* Given request:
Report each line of the data that includes the word "formacie".

* Working data:
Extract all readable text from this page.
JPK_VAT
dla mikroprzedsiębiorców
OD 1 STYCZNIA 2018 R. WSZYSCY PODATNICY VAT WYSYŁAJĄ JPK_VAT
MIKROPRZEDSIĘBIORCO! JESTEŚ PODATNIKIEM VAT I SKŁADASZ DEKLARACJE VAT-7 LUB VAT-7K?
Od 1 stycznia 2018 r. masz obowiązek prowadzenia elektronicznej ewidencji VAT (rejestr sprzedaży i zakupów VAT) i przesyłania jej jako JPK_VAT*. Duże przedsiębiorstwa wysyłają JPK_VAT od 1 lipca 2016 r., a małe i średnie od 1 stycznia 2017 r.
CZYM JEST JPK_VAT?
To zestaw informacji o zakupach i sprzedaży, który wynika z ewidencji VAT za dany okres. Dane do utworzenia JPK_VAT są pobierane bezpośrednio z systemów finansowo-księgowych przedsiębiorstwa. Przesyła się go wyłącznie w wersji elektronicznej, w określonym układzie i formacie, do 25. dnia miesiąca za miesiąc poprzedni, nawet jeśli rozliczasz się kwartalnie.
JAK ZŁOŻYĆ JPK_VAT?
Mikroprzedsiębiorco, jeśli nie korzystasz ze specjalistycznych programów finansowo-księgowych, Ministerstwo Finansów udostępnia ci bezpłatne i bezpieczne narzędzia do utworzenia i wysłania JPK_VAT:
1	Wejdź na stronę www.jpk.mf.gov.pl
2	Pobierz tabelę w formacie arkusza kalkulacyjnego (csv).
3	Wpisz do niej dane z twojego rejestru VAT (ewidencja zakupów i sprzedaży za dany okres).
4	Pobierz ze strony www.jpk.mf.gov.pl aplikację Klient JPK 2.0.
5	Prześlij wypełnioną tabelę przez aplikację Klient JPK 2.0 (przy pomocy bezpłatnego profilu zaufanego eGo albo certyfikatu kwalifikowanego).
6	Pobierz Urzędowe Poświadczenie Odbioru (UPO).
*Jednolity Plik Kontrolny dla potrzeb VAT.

* Right answer:
To zestaw informacji o zakupach i sprzedaży, który wynika z ewidencji VAT za dany okres. Dane do utworzenia JPK_VAT są pobierane bezpośrednio z systemów finansowo-księgowych przedsiębiorstwa. Przesyła się go wyłącznie w wersji elektronicznej, w określonym układzie i formacie, do 25. dnia miesiąca za miesiąc poprzedni, nawet jeśli rozliczasz się kwartalnie.
2	Pobierz tabelę w formacie arkusza kalkulacyjnego (csv).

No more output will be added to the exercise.